- [What this task involves] Find the lines holding the word "субсидий" and collect them.

* Start Record excerpts *

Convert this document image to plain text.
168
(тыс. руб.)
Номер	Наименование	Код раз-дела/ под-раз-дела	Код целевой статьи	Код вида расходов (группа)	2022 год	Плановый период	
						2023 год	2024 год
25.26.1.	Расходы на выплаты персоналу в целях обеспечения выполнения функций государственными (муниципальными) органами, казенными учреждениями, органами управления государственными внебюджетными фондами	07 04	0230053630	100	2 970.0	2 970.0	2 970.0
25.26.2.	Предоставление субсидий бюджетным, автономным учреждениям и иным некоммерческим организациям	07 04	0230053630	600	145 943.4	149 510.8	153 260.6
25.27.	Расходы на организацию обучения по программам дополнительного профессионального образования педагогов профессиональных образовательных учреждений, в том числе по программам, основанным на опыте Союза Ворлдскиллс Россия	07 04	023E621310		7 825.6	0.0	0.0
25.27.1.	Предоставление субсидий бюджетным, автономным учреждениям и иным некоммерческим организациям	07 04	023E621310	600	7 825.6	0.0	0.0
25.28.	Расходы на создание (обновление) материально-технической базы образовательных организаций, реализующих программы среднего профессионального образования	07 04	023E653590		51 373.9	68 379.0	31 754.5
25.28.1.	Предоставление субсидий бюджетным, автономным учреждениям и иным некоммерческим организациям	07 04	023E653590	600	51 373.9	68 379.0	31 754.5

* End Record excerpts *
* Start Record excerpts *

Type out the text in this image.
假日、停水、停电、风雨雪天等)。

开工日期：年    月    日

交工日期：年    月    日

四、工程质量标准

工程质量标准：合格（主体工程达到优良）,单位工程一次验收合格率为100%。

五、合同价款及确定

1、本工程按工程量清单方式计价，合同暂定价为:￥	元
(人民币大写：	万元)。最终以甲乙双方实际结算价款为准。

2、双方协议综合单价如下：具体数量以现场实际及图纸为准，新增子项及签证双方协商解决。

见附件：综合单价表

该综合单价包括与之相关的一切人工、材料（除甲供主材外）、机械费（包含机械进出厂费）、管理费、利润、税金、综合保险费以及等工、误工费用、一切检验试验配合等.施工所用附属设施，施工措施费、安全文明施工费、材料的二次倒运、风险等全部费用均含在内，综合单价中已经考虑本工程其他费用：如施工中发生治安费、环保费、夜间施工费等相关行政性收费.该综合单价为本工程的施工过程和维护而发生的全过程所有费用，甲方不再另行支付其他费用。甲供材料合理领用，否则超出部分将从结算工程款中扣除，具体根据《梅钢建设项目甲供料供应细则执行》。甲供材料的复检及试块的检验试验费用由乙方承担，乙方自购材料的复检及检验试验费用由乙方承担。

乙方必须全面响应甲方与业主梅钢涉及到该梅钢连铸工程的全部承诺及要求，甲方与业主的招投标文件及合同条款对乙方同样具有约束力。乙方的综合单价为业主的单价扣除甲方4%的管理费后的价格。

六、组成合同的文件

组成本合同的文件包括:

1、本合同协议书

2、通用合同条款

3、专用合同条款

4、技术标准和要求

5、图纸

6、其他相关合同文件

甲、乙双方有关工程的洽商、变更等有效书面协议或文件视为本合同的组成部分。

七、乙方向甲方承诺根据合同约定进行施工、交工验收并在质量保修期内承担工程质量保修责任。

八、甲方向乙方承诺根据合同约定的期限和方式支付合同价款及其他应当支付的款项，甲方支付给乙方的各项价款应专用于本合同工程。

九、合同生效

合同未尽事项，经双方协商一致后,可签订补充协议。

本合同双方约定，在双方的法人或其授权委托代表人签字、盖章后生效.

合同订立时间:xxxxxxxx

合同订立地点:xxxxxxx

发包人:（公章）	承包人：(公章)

* End Record excerpts *

- [Solution for this exercise]
25.26.2.	Предоставление субсидий бюджетным, автономным учреждениям и иным некоммерческим организациям	07 04	0230053630	600	145 943.4	149 510.8	153 260.6
25.27.1.	Предоставление субсидий бюджетным, автономным учреждениям и иным некоммерческим организациям	07 04	023E621310	600	7 825.6	0.0	0.0
25.28.1.	Предоставление субсидий бюджетным, автономным учреждениям и иным некоммерческим организациям	07 04	023E653590	600	51 373.9	68 379.0	31 754.5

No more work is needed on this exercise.